REQUIRED WORK
For the listing below, give the number of lines in which "your" occurs. Add nothing.

AVAILABLE RECORDS
— begin —

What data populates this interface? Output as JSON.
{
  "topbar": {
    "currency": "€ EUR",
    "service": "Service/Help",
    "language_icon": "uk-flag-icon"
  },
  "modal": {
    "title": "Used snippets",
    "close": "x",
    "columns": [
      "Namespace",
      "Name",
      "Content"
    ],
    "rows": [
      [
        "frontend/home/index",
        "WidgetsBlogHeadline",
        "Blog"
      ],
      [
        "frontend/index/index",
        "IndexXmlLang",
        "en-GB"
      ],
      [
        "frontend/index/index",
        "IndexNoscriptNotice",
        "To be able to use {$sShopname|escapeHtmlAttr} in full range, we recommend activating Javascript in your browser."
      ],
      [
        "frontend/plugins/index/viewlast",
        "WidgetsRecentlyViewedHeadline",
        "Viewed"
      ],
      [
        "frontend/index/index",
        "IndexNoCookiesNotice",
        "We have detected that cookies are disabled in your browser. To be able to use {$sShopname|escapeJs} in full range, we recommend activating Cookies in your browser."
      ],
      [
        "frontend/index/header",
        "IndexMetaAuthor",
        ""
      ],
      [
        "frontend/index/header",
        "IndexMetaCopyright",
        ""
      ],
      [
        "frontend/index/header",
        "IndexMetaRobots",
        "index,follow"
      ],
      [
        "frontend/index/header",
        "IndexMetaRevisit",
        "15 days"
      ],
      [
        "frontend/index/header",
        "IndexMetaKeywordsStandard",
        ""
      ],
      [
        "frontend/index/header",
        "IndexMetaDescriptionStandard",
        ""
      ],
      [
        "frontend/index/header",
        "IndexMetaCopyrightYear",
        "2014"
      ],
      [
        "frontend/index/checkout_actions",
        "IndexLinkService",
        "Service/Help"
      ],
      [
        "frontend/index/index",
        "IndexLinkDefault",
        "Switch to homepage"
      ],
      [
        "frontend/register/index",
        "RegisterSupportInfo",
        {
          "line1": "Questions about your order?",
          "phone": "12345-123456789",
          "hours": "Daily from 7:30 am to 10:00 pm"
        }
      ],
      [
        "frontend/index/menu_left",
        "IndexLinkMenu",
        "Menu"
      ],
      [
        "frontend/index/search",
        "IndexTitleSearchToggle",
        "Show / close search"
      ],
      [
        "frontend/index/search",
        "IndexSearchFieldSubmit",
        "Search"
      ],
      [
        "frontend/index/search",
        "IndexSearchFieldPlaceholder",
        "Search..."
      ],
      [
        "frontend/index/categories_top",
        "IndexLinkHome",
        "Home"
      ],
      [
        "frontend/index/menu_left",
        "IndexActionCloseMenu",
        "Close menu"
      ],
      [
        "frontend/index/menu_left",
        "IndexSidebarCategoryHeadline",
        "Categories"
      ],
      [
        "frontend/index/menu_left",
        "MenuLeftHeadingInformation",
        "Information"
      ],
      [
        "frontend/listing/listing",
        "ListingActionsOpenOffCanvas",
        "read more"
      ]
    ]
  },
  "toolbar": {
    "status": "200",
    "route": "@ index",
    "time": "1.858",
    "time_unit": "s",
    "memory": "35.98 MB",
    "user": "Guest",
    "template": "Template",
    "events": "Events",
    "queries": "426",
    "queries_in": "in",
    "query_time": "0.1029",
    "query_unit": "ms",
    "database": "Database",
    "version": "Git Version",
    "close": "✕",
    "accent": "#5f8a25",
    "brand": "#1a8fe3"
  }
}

— end —

RESPONSE TO THIS TASK
3